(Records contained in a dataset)
>> START

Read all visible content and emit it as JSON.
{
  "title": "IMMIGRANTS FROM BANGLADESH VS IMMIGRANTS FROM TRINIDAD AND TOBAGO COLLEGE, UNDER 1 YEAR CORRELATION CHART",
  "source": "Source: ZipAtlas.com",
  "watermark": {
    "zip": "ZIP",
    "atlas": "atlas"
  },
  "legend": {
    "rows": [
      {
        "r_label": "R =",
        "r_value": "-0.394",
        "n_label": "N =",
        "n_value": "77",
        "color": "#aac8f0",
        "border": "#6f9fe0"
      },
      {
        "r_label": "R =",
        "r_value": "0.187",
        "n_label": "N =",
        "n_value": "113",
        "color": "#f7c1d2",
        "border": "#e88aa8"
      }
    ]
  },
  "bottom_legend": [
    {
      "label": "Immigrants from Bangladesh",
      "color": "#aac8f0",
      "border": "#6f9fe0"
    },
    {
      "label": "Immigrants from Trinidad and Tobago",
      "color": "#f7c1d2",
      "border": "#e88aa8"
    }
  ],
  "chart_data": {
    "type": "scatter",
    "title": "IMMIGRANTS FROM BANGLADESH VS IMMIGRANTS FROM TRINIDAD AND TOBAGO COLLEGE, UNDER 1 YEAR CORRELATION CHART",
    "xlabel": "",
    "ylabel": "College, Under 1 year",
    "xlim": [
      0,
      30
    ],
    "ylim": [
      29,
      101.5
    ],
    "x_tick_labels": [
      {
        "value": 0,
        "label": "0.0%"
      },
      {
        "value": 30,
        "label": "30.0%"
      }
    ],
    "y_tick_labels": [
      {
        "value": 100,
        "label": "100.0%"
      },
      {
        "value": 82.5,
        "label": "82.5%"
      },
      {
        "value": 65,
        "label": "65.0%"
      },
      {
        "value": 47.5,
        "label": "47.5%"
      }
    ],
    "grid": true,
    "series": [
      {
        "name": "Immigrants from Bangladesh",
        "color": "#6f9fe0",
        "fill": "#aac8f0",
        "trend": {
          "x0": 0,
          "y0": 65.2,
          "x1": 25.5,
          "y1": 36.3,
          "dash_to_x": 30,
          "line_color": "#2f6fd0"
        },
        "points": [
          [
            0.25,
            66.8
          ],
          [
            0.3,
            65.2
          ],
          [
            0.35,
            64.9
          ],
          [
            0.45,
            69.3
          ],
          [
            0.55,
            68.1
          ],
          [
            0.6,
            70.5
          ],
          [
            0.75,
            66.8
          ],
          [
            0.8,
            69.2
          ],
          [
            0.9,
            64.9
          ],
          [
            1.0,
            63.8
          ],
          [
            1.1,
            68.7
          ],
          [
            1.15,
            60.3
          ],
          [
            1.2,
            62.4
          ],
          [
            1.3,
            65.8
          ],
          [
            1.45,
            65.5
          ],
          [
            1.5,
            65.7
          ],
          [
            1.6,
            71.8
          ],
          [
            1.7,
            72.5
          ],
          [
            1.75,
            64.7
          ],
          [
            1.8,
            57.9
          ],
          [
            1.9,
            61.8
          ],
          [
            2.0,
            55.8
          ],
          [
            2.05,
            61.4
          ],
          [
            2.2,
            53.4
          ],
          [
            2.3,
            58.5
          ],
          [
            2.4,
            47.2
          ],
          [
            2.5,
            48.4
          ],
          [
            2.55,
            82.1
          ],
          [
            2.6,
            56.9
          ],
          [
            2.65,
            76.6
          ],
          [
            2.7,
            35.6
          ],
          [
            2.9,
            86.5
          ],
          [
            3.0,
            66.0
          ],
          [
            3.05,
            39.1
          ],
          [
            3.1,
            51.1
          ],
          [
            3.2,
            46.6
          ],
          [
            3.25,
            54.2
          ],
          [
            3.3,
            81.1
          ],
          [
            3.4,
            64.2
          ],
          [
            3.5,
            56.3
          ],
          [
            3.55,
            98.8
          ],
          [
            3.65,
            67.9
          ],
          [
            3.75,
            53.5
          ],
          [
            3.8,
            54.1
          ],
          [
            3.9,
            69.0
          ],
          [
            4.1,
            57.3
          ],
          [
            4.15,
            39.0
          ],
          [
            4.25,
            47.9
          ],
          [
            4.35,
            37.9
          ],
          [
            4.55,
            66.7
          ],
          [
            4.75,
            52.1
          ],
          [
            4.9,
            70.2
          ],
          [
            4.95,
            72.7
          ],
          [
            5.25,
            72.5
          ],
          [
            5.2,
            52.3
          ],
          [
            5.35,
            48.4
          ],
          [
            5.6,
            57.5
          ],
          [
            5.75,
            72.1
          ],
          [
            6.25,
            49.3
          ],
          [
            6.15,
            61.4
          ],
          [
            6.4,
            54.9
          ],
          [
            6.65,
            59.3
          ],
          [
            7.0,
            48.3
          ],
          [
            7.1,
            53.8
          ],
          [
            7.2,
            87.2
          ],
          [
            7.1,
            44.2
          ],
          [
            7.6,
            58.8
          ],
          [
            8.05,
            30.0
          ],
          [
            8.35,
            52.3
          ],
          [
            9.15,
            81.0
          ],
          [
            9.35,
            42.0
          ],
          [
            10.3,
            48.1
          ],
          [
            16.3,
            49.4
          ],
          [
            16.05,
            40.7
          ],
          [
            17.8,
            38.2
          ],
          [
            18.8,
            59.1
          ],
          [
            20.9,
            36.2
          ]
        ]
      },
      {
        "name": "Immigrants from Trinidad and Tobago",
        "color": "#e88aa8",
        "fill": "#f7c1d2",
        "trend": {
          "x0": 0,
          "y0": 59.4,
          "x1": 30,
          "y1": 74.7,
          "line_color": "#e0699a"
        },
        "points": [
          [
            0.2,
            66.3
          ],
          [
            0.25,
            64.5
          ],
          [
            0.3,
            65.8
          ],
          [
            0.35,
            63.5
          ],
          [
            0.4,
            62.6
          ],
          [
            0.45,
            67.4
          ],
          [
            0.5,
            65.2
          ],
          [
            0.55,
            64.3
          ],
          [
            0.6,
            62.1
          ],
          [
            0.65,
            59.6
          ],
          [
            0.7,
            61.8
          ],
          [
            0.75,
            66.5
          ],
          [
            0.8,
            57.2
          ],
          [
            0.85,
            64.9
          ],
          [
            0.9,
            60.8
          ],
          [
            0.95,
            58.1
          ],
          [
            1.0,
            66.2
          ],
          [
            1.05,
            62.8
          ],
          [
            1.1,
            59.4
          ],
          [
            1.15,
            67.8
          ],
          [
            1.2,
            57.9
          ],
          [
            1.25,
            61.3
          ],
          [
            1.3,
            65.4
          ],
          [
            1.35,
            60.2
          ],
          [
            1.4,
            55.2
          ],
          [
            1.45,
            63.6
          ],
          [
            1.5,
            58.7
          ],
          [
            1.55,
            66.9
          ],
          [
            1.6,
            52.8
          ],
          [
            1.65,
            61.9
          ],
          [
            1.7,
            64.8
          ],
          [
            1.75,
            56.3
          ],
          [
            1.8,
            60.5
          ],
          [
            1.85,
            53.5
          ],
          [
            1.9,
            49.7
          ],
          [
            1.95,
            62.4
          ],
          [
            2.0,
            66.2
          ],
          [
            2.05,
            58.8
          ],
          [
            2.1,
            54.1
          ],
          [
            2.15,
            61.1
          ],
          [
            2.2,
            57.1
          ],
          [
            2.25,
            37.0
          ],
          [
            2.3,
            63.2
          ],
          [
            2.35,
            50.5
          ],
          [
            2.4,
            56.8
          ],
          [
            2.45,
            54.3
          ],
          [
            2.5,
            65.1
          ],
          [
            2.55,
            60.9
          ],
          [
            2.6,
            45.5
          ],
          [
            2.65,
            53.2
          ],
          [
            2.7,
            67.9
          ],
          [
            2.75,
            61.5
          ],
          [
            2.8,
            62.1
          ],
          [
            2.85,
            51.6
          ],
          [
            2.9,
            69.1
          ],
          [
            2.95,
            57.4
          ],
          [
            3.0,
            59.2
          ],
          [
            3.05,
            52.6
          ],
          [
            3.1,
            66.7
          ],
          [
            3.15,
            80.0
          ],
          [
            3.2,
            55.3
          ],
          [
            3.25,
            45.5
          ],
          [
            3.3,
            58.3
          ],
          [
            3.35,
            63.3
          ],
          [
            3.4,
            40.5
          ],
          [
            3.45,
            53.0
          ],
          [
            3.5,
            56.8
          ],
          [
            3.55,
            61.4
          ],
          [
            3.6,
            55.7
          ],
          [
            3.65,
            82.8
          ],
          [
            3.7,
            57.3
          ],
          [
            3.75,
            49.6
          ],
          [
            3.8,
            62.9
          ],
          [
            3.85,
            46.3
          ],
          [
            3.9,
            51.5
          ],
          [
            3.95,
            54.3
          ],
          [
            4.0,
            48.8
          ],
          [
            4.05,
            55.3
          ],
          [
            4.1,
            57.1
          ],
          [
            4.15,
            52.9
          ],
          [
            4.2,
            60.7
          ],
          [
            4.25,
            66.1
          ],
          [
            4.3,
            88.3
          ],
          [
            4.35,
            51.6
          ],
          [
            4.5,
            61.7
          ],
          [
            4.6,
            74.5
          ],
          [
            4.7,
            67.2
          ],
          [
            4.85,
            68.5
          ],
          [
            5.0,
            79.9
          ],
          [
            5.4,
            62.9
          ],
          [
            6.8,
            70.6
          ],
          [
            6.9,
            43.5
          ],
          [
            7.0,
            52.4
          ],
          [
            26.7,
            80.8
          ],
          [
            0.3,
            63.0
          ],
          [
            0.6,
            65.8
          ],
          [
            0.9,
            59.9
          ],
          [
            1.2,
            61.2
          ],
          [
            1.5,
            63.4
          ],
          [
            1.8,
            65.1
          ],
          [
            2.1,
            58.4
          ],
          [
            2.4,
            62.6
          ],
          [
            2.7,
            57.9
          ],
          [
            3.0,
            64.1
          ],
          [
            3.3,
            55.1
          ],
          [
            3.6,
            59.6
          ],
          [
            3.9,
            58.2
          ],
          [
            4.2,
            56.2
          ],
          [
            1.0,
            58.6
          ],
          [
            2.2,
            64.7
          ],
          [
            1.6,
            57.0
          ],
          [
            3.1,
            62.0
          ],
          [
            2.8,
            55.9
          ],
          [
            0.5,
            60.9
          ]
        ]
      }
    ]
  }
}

>> END

Exercise task: Pull out the lines above in which the word "CORRELATION" appears.

Solution to this exercise:
  "title": "IMMIGRANTS FROM BANGLADESH VS IMMIGRANTS FROM TRINIDAD AND TOBAGO COLLEGE, UNDER 1 YEAR CORRELATION CHART",
    "title": "IMMIGRANTS FROM BANGLADESH VS IMMIGRANTS FROM TRINIDAD AND TOBAGO COLLEGE, UNDER 1 YEAR CORRELATION CHART",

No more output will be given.